**WRITTEN REQUEST**
Please extract the full article on the song "Daddy Cool" below, reproducing every line word for word.

**SOURCE PASSAGE**
________

Single by the Rays
- A-side: "Silhouettes"
- B-side: "Daddy Cool"
- Released: 1957
- Genre: Rock
- Label: Cameo-Parkway
- Songwriters: Frank Slay, Bob Crewe

= Daddy Cool (The Rays song) =

"Daddy Cool" is a song by American doo-wop group the Rays and was released on Cameo Records as the B-side of their 1957 single "Silhouettes". It became a No. 3 hit on the Billboard Pop singles chart. The song was written by Bob Crewe and Frank Slay, who had also written the A-side, "Silhouettes". The song became a No. 1 single on the Australian singles charts when covered by novelty band Drummond in 1971, and it remained there for seven weeks. UK cover band Darts also had a hit single with the song, which reached No. 6 in 1977.

==Cover versions==
Fellow 1950s doo-wop band the Diamonds, from Canada, covered both sides of the Rays' single "Silhouettes"/"Daddy Cool" in the same year (1957) and saw their version reach No. 10. UK artists Darts' first ever studio recording was a medley of "Daddy Cool" and "The Girl Can't Help It", which they released as a single in 1977. It peaked at No. 6. Guy "Daddy Cool" Darrell released a single on the Warwick label in 1961 entitled "Daddy Cool, Daddy Cool (Daddy Cool, Cool, Cool)". However, it is unrelated to the Rays record except for having been inspired by the title. The Guy Darrell record was written by Gluch-D'Agostino. In 1989, Berkeley pop-punk band Sweet Baby performed a version on their sole album, It's a Girl. Also covered in 1958 by Linden, NJ band the Bonnevilles, with Wayne Tevlin on lead vocals. Tevlin also sang lead on the 1963 release of "One Night" by the Four Kings and on "Sea of Misery", released in 1968 by the Most.

________

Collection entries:

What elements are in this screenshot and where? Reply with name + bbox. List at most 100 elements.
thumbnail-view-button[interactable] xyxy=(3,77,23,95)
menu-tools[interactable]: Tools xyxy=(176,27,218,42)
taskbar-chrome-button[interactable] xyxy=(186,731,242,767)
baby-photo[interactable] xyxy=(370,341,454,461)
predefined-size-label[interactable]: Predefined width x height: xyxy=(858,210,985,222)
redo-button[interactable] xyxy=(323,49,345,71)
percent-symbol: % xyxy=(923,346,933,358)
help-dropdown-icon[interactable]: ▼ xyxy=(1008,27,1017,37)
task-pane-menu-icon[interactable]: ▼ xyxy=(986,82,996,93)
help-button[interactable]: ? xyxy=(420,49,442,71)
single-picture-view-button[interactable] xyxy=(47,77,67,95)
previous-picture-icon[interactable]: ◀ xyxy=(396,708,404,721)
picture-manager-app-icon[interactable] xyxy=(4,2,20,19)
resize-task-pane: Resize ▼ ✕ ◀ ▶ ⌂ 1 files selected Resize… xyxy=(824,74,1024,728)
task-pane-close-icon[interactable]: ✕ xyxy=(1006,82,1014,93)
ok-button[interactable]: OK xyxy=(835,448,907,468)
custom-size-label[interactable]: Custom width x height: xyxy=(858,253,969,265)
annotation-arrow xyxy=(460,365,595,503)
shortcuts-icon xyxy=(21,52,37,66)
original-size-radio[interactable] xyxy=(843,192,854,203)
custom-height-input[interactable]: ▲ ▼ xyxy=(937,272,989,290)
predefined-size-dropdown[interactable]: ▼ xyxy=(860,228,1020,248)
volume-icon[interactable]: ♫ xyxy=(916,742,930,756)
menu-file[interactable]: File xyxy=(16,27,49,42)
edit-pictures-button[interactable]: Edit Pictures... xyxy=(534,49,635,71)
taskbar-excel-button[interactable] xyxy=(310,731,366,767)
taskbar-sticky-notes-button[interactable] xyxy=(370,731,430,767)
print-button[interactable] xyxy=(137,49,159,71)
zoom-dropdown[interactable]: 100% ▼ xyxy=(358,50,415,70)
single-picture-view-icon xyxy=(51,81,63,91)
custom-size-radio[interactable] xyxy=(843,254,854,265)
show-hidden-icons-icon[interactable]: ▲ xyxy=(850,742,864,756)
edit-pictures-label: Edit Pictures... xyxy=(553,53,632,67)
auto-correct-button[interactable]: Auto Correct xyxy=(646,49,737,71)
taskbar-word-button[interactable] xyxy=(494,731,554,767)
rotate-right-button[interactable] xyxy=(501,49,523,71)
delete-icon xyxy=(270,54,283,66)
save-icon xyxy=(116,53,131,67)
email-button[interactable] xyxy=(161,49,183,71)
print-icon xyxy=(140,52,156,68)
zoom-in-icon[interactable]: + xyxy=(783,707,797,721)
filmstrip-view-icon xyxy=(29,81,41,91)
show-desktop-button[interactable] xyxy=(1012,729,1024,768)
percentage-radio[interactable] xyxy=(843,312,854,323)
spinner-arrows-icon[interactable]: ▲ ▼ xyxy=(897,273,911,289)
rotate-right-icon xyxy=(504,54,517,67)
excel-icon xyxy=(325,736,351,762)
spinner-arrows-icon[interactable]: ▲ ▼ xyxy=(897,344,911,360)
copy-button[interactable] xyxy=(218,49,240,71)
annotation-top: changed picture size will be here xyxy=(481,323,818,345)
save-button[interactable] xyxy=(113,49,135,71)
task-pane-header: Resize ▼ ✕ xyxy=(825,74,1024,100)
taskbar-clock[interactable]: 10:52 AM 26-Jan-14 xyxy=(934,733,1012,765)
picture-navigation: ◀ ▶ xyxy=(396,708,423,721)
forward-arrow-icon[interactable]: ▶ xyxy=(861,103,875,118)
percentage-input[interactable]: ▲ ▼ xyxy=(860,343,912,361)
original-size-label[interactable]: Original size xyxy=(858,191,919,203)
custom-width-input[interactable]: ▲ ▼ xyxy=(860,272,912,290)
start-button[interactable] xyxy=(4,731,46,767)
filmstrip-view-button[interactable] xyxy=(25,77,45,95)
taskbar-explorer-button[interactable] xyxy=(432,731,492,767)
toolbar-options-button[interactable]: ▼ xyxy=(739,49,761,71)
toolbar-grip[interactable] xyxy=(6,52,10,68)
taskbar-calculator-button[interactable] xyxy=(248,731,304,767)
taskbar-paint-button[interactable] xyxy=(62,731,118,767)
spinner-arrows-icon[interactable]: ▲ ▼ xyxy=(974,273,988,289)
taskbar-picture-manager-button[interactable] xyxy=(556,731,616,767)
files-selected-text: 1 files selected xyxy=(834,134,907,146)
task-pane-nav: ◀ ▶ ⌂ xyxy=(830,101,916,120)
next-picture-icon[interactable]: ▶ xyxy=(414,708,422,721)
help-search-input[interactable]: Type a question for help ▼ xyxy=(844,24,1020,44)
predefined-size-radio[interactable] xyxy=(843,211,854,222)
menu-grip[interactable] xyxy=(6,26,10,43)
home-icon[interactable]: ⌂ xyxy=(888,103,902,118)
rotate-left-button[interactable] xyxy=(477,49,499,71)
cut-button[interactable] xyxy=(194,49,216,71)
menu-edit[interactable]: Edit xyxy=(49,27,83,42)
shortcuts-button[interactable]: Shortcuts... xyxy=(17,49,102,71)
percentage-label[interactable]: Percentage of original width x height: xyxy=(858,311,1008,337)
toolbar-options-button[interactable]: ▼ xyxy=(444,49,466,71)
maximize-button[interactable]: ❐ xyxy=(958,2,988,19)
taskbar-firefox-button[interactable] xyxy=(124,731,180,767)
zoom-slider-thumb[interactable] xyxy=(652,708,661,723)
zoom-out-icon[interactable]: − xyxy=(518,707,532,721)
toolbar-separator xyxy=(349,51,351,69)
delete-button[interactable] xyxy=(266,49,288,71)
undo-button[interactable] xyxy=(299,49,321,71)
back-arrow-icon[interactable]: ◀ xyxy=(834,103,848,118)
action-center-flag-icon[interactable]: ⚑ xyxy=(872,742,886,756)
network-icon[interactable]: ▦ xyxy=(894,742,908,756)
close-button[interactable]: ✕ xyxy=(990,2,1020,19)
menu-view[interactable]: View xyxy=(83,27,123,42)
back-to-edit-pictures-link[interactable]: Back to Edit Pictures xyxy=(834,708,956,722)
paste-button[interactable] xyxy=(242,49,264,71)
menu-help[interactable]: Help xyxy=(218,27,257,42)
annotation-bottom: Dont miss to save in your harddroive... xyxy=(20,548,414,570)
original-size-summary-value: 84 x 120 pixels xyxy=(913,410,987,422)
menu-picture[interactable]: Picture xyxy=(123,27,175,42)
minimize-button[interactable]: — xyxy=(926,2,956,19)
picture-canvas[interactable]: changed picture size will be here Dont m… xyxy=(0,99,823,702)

________

**ANSWER FOR THE TASK**
Single by the Rays
- A-side: "Silhouettes"
- B-side: "Daddy Cool"
- Released: 1957
- Genre: Rock
- Label: Cameo-Parkway
- Songwriters: Frank Slay, Bob Crewe

= Daddy Cool (The Rays song) =

"Daddy Cool" is a song by American doo-wop group the Rays and was released on Cameo Records as the B-side of their 1957 single "Silhouettes". It became a No. 3 hit on the Billboard Pop singles chart. The song was written by Bob Crewe and Frank Slay, who had also written the A-side, "Silhouettes". The song became a No. 1 single on the Australian singles charts when covered by novelty band Drummond in 1971, and it remained there for seven weeks. UK cover band Darts also had a hit single with the song, which reached No. 6 in 1977.

==Cover versions==
Fellow 1950s doo-wop band the Diamonds, from Canada, covered both sides of the Rays' single "Silhouettes"/"Daddy Cool" in the same year (1957) and saw their version reach No. 10. UK artists Darts' first ever studio recording was a medley of "Daddy Cool" and "The Girl Can't Help It", which they released as a single in 1977. It peaked at No. 6. Guy "Daddy Cool" Darrell released a single on the Warwick label in 1961 entitled "Daddy Cool, Daddy Cool (Daddy Cool, Cool, Cool)". However, it is unrelated to the Rays record except for having been inspired by the title. The Guy Darrell record was written by Gluch-D'Agostino. In 1989, Berkeley pop-punk band Sweet Baby performed a version on their sole album, It's a Girl. Also covered in 1958 by Linden, NJ band the Bonnevilles, with Wayne Tevlin on lead vocals. Tevlin also sang lead on the 1963 release of "One Night" by the Four Kings and on "Sea of Misery", released in 1968 by the Most.